- INPUT ROWS -
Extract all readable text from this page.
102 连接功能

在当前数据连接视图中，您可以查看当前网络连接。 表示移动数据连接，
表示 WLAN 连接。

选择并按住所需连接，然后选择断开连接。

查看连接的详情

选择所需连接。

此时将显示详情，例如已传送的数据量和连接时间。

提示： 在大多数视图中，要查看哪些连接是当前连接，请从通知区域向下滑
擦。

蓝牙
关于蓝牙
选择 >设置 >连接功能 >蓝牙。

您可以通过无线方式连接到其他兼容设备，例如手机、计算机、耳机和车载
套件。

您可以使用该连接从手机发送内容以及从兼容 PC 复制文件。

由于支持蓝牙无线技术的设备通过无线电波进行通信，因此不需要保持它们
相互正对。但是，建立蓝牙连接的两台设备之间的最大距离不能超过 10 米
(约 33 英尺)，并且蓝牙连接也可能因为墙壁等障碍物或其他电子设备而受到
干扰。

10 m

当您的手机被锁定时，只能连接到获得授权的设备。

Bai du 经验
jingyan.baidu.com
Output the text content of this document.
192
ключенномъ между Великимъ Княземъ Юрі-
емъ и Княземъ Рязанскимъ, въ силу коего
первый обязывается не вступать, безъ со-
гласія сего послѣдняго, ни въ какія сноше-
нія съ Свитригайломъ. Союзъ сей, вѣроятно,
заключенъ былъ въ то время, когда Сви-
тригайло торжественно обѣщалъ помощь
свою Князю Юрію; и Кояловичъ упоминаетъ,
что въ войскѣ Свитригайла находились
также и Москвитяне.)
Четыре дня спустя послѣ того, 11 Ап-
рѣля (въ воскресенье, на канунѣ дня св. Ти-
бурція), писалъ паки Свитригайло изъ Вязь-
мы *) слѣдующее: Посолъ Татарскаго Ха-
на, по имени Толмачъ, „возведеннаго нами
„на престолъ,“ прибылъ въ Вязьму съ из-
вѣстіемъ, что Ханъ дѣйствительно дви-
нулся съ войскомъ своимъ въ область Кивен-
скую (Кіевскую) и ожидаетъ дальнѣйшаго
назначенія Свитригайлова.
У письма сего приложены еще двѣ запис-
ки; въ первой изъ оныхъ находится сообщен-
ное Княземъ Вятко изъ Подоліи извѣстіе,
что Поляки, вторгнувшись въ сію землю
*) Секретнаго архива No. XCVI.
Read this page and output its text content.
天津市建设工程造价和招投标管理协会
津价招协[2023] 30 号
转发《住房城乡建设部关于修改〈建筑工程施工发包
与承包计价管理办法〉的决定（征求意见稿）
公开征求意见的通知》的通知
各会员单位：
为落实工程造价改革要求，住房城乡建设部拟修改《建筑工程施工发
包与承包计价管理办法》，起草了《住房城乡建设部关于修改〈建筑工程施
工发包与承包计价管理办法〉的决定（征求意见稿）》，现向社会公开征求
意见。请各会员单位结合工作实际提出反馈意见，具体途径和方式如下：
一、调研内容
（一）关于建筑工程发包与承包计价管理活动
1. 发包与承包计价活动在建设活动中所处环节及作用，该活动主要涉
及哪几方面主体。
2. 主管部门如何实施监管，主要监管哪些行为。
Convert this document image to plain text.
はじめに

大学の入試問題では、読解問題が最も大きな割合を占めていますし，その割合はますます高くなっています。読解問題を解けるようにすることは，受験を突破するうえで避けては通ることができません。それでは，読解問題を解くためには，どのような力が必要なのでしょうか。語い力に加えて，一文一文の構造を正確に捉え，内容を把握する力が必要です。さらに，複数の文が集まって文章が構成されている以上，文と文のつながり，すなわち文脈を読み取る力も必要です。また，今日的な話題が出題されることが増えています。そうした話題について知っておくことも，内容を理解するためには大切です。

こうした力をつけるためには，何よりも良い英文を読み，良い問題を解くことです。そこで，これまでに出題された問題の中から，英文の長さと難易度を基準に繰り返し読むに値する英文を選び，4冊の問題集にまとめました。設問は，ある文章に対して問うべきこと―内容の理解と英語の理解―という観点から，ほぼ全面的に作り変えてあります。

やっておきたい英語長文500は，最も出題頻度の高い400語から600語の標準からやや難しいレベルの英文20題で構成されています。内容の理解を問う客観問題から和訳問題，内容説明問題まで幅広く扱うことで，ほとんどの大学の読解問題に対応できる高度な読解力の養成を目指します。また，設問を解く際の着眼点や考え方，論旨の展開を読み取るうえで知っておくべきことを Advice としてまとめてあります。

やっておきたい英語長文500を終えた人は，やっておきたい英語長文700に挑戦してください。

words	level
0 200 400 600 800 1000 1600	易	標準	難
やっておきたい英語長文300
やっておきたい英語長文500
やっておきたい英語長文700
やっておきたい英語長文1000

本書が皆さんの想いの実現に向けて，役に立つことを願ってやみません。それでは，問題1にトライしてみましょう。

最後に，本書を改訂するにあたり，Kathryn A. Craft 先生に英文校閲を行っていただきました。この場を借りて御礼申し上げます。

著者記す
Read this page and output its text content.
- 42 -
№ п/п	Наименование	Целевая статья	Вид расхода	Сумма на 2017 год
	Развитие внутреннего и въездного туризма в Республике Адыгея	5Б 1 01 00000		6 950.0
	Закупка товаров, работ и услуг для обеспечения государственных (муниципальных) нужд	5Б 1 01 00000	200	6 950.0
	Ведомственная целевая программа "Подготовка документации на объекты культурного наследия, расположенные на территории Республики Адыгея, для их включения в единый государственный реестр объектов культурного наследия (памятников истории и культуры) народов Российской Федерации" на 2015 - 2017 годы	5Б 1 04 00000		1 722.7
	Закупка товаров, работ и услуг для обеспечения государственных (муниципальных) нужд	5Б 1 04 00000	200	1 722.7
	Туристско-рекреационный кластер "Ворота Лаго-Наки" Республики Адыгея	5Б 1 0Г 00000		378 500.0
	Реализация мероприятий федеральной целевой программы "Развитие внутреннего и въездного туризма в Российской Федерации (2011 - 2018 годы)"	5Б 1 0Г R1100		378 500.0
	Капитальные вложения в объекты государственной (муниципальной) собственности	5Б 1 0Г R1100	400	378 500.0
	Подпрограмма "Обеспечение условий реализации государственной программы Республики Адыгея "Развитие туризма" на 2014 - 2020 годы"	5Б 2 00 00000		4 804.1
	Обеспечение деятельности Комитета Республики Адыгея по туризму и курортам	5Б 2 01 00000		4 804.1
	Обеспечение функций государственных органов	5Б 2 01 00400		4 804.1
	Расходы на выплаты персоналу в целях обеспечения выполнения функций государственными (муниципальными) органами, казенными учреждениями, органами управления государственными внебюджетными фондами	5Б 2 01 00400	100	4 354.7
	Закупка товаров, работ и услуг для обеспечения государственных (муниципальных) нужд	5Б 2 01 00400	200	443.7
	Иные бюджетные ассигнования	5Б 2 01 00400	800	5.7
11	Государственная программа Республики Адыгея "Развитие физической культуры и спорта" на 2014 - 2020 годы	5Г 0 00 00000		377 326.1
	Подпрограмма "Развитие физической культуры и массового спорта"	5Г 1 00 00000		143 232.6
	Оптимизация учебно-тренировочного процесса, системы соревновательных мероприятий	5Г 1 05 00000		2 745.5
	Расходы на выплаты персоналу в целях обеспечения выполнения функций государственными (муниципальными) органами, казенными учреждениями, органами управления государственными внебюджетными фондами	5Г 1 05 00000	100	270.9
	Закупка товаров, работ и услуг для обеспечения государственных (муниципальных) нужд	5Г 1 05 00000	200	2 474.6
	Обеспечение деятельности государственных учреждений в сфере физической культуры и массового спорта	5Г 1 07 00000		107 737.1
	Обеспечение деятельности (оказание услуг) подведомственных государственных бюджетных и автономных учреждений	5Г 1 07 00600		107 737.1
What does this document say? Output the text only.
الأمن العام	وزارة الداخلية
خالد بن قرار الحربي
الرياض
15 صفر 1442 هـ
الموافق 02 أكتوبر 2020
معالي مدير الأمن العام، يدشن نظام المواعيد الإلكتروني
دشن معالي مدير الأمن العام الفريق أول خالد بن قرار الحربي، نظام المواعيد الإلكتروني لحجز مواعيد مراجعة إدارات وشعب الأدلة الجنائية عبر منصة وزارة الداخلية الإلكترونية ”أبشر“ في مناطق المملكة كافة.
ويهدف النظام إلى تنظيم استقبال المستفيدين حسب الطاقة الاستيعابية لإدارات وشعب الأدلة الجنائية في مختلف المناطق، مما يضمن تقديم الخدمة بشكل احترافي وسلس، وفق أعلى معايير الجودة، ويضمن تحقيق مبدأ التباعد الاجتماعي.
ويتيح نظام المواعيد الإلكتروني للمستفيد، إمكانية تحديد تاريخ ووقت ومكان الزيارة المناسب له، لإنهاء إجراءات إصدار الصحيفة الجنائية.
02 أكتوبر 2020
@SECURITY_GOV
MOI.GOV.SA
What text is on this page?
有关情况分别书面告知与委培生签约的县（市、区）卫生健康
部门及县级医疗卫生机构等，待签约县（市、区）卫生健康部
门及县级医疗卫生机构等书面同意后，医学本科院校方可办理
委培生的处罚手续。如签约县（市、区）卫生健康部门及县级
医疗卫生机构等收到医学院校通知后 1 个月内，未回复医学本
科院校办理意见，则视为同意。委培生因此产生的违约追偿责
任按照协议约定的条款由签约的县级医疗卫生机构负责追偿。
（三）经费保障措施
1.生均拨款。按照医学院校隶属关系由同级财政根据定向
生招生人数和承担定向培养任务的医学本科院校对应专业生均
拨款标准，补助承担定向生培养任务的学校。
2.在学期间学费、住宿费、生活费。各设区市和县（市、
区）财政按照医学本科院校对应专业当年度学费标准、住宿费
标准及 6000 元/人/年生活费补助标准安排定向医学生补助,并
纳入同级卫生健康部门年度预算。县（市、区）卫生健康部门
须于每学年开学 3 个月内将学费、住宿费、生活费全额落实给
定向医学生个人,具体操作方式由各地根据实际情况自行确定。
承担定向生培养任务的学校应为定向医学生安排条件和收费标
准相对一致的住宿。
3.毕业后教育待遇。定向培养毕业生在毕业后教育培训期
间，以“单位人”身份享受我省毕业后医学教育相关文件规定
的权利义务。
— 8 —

- STATED GOAL -
Gather all lines of the records that include the word "الداخلية".

- OUTPUT OF THE TASK -
الأمن العام	وزارة الداخلية
دشن معالي مدير الأمن العام الفريق أول خالد بن قرار الحربي، نظام المواعيد الإلكتروني لحجز مواعيد مراجعة إدارات وشعب الأدلة الجنائية عبر منصة وزارة الداخلية الإلكترونية ”أبشر“ في مناطق المملكة كافة.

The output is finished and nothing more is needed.